PROBLEM TO SOLVE ::
Copy the data exactly as it appears, and do not include any pictures.

────

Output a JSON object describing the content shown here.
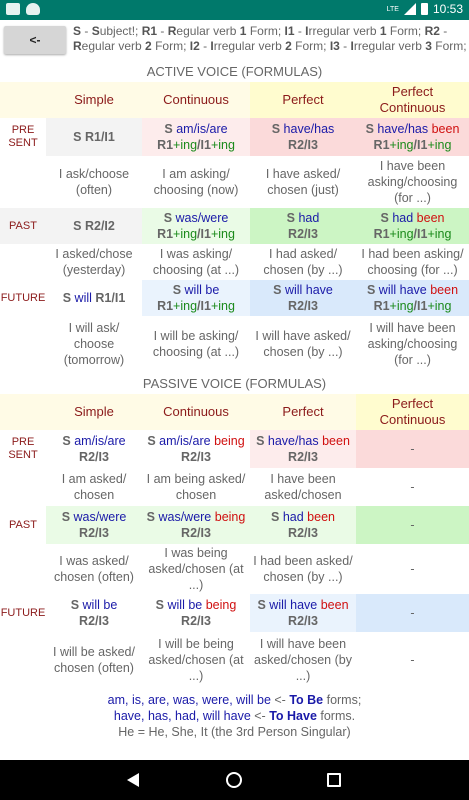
{
  "status": {
    "lte": "LTE",
    "time": "10:53"
  },
  "toolbar": {
    "back_label": "<-"
  },
  "legend": {
    "S": "S",
    "S_rest": " - ",
    "S_u": "S",
    "S_def": "ubject!; ",
    "R1": "R1",
    "R1_def": " - ",
    "R1_R": "R",
    "R1_text": "egular verb ",
    "R1_n": "1",
    "R1_form": " Form; ",
    "I1": "I1",
    "I1_def": " - ",
    "I1_I": "I",
    "I1_text": "rregular verb ",
    "I1_n": "1",
    "I1_form": " Form; ",
    "R2": "R2",
    "R2_def": " - ",
    "R2_R": "R",
    "R2_text": "egular verb ",
    "R2_n": "2",
    "R2_form": " Form; ",
    "I2": "I2",
    "I2_def": " - ",
    "I2_I": "I",
    "I2_text": "rregular verb ",
    "I2_n": "2",
    "I2_form": " Form; ",
    "I3": "I3",
    "I3_def": " - ",
    "I3_I": "I",
    "I3_text": "rregular verb ",
    "I3_n": "3",
    "I3_form": " Form;"
  },
  "active": {
    "title": "ACTIVE VOICE (FORMULAS)",
    "headers": [
      "Simple",
      "Continuous",
      "Perfect",
      "Perfect Continuous"
    ],
    "present_label": [
      "PRE",
      "SENT"
    ],
    "past_label": "PAST",
    "future_label": "FUTURE",
    "present": {
      "simple": {
        "s": "S",
        "v": "R1/I1"
      },
      "continuous": {
        "s": "S",
        "aux": "am/is/are",
        "v": "R1",
        "ing1": "+ing",
        "sep": "/",
        "v2": "I1",
        "ing2": "+ing"
      },
      "perfect": {
        "s": "S",
        "aux": "have/has",
        "v": "R2/I3"
      },
      "perfect_continuous": {
        "s": "S",
        "aux": "have/has",
        "been": "been",
        "v": "R1",
        "ing1": "+ing",
        "sep": "/",
        "v2": "I1",
        "ing2": "+ing"
      }
    },
    "present_ex": [
      "I ask/choose (often)",
      "I am asking/ choosing (now)",
      "I have asked/ chosen (just)",
      "I have been asking/choosing (for ...)"
    ],
    "past": {
      "simple": {
        "s": "S",
        "v": "R2/I2"
      },
      "continuous": {
        "s": "S",
        "aux": "was/were",
        "v": "R1",
        "ing1": "+ing",
        "sep": "/",
        "v2": "I1",
        "ing2": "+ing"
      },
      "perfect": {
        "s": "S",
        "aux": "had",
        "v": "R2/I3"
      },
      "perfect_continuous": {
        "s": "S",
        "aux": "had",
        "been": "been",
        "v": "R1",
        "ing1": "+ing",
        "sep": "/",
        "v2": "I1",
        "ing2": "+ing"
      }
    },
    "past_ex": [
      "I asked/chose (yesterday)",
      "I was asking/ choosing (at ...)",
      "I had asked/ chosen (by ...)",
      "I had been asking/ choosing (for ...)"
    ],
    "future": {
      "simple": {
        "s": "S",
        "aux": "will",
        "v": "R1/I1"
      },
      "continuous": {
        "s": "S",
        "aux": "will be",
        "v": "R1",
        "ing1": "+ing",
        "sep": "/",
        "v2": "I1",
        "ing2": "+ing"
      },
      "perfect": {
        "s": "S",
        "aux": "will have",
        "v": "R2/I3"
      },
      "perfect_continuous": {
        "s": "S",
        "aux": "will have",
        "been": "been",
        "v": "R1",
        "ing1": "+ing",
        "sep": "/",
        "v2": "I1",
        "ing2": "+ing"
      }
    },
    "future_ex": [
      "I will ask/ choose (tomorrow)",
      "I will be asking/ choosing (at ...)",
      "I will have asked/ chosen (by ...)",
      "I will have been asking/choosing (for ...)"
    ]
  },
  "passive": {
    "title": "PASSIVE VOICE (FORMULAS)",
    "headers": [
      "Simple",
      "Continuous",
      "Perfect",
      "Perfect Continuous"
    ],
    "present_label": [
      "PRE",
      "SENT"
    ],
    "past_label": "PAST",
    "future_label": "FUTURE",
    "present": {
      "simple": {
        "s": "S",
        "aux": "am/is/are",
        "v": "R2/I3"
      },
      "continuous": {
        "s": "S",
        "aux": "am/is/are",
        "being": "being",
        "v": "R2/I3"
      },
      "perfect": {
        "s": "S",
        "aux": "have/has",
        "been": "been",
        "v": "R2/I3"
      },
      "perfect_continuous": "-"
    },
    "present_ex": [
      "I am asked/ chosen",
      "I am being asked/ chosen",
      "I have been asked/chosen",
      "-"
    ],
    "past": {
      "simple": {
        "s": "S",
        "aux": "was/were",
        "v": "R2/I3"
      },
      "continuous": {
        "s": "S",
        "aux": "was/were",
        "being": "being",
        "v": "R2/I3"
      },
      "perfect": {
        "s": "S",
        "aux": "had",
        "been": "been",
        "v": "R2/I3"
      },
      "perfect_continuous": "-"
    },
    "past_ex": [
      "I was asked/ chosen (often)",
      "I was being asked/chosen (at ...)",
      "I had been asked/ chosen (by ...)",
      "-"
    ],
    "future": {
      "simple": {
        "s": "S",
        "aux": "will be",
        "v": "R2/I3"
      },
      "continuous": {
        "s": "S",
        "aux": "will be",
        "being": "being",
        "v": "R2/I3"
      },
      "perfect": {
        "s": "S",
        "aux": "will have",
        "been": "been",
        "v": "R2/I3"
      },
      "perfect_continuous": "-"
    },
    "future_ex": [
      "I will be asked/ chosen (often)",
      "I will be being asked/chosen (at ...)",
      "I will have been asked/chosen (by ...)",
      "-"
    ]
  },
  "footer": {
    "line1_forms": "am, is, are, was, were, will be",
    "line1_arrow": " <- ",
    "line1_name": "To Be",
    "line1_end": " forms;",
    "line2_forms": "have, has, had, will have",
    "line2_arrow": " <- ",
    "line2_name": "To Have",
    "line2_end": " forms.",
    "line3": "He = He, She, It (the 3rd Person Singular)"
  }
}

────

RESULT ::
Output a JSON object describing the content shown here.
{
  "status": {
    "lte": "LTE",
    "time": "10:53"
  },
  "toolbar": {
    "back_label": "<-"
  },
  "legend": {
    "S": "S",
    "S_rest": " - ",
    "S_u": "S",
    "S_def": "ubject!; ",
    "R1": "R1",
    "R1_def": " - ",
    "R1_R": "R",
    "R1_text": "egular verb ",
    "R1_n": "1",
    "R1_form": " Form; ",
    "I1": "I1",
    "I1_def": " - ",
    "I1_I": "I",
    "I1_text": "rregular verb ",
    "I1_n": "1",
    "I1_form": " Form; ",
    "R2": "R2",
    "R2_def": " - ",
    "R2_R": "R",
    "R2_text": "egular verb ",
    "R2_n": "2",
    "R2_form": " Form; ",
    "I2": "I2",
    "I2_def": " - ",
    "I2_I": "I",
    "I2_text": "rregular verb ",
    "I2_n": "2",
    "I2_form": " Form; ",
    "I3": "I3",
    "I3_def": " - ",
    "I3_I": "I",
    "I3_text": "rregular verb ",
    "I3_n": "3",
    "I3_form": " Form;"
  },
  "active": {
    "title": "ACTIVE VOICE (FORMULAS)",
    "headers": [
      "Simple",
      "Continuous",
      "Perfect",
      "Perfect Continuous"
    ],
    "present_label": [
      "PRE",
      "SENT"
    ],
    "past_label": "PAST",
    "future_label": "FUTURE",
    "present": {
      "simple": {
        "s": "S",
        "v": "R1/I1"
      },
      "continuous": {
        "s": "S",
        "aux": "am/is/are",
        "v": "R1",
        "ing1": "+ing",
        "sep": "/",
        "v2": "I1",
        "ing2": "+ing"
      },
      "perfect": {
        "s": "S",
        "aux": "have/has",
        "v": "R2/I3"
      },
      "perfect_continuous": {
        "s": "S",
        "aux": "have/has",
        "been": "been",
        "v": "R1",
        "ing1": "+ing",
        "sep": "/",
        "v2": "I1",
        "ing2": "+ing"
      }
    },
    "present_ex": [
      "I ask/choose (often)",
      "I am asking/ choosing (now)",
      "I have asked/ chosen (just)",
      "I have been asking/choosing (for ...)"
    ],
    "past": {
      "simple": {
        "s": "S",
        "v": "R2/I2"
      },
      "continuous": {
        "s": "S",
        "aux": "was/were",
        "v": "R1",
        "ing1": "+ing",
        "sep": "/",
        "v2": "I1",
        "ing2": "+ing"
      },
      "perfect": {
        "s": "S",
        "aux": "had",
        "v": "R2/I3"
      },
      "perfect_continuous": {
        "s": "S",
        "aux": "had",
        "been": "been",
        "v": "R1",
        "ing1": "+ing",
        "sep": "/",
        "v2": "I1",
        "ing2": "+ing"
      }
    },
    "past_ex": [
      "I asked/chose (yesterday)",
      "I was asking/ choosing (at ...)",
      "I had asked/ chosen (by ...)",
      "I had been asking/ choosing (for ...)"
    ],
    "future": {
      "simple": {
        "s": "S",
        "aux": "will",
        "v": "R1/I1"
      },
      "continuous": {
        "s": "S",
        "aux": "will be",
        "v": "R1",
        "ing1": "+ing",
        "sep": "/",
        "v2": "I1",
        "ing2": "+ing"
      },
      "perfect": {
        "s": "S",
        "aux": "will have",
        "v": "R2/I3"
      },
      "perfect_continuous": {
        "s": "S",
        "aux": "will have",
        "been": "been",
        "v": "R1",
        "ing1": "+ing",
        "sep": "/",
        "v2": "I1",
        "ing2": "+ing"
      }
    },
    "future_ex": [
      "I will ask/ choose (tomorrow)",
      "I will be asking/ choosing (at ...)",
      "I will have asked/ chosen (by ...)",
      "I will have been asking/choosing (for ...)"
    ]
  },
  "passive": {
    "title": "PASSIVE VOICE (FORMULAS)",
    "headers": [
      "Simple",
      "Continuous",
      "Perfect",
      "Perfect Continuous"
    ],
    "present_label": [
      "PRE",
      "SENT"
    ],
    "past_label": "PAST",
    "future_label": "FUTURE",
    "present": {
      "simple": {
        "s": "S",
        "aux": "am/is/are",
        "v": "R2/I3"
      },
      "continuous": {
        "s": "S",
        "aux": "am/is/are",
        "being": "being",
        "v": "R2/I3"
      },
      "perfect": {
        "s": "S",
        "aux": "have/has",
        "been": "been",
        "v": "R2/I3"
      },
      "perfect_continuous": "-"
    },
    "present_ex": [
      "I am asked/ chosen",
      "I am being asked/ chosen",
      "I have been asked/chosen",
      "-"
    ],
    "past": {
      "simple": {
        "s": "S",
        "aux": "was/were",
        "v": "R2/I3"
      },
      "continuous": {
        "s": "S",
        "aux": "was/were",
        "being": "being",
        "v": "R2/I3"
      },
      "perfect": {
        "s": "S",
        "aux": "had",
        "been": "been",
        "v": "R2/I3"
      },
      "perfect_continuous": "-"
    },
    "past_ex": [
      "I was asked/ chosen (often)",
      "I was being asked/chosen (at ...)",
      "I had been asked/ chosen (by ...)",
      "-"
    ],
    "future": {
      "simple": {
        "s": "S",
        "aux": "will be",
        "v": "R2/I3"
      },
      "continuous": {
        "s": "S",
        "aux": "will be",
        "being": "being",
        "v": "R2/I3"
      },
      "perfect": {
        "s": "S",
        "aux": "will have",
        "been": "been",
        "v": "R2/I3"
      },
      "perfect_continuous": "-"
    },
    "future_ex": [
      "I will be asked/ chosen (often)",
      "I will be being asked/chosen (at ...)",
      "I will have been asked/chosen (by ...)",
      "-"
    ]
  },
  "footer": {
    "line1_forms": "am, is, are, was, were, will be",
    "line1_arrow": " <- ",
    "line1_name": "To Be",
    "line1_end": " forms;",
    "line2_forms": "have, has, had, will have",
    "line2_arrow": " <- ",
    "line2_name": "To Have",
    "line2_end": " forms.",
    "line3": "He = He, She, It (the 3rd Person Singular)"
  }
}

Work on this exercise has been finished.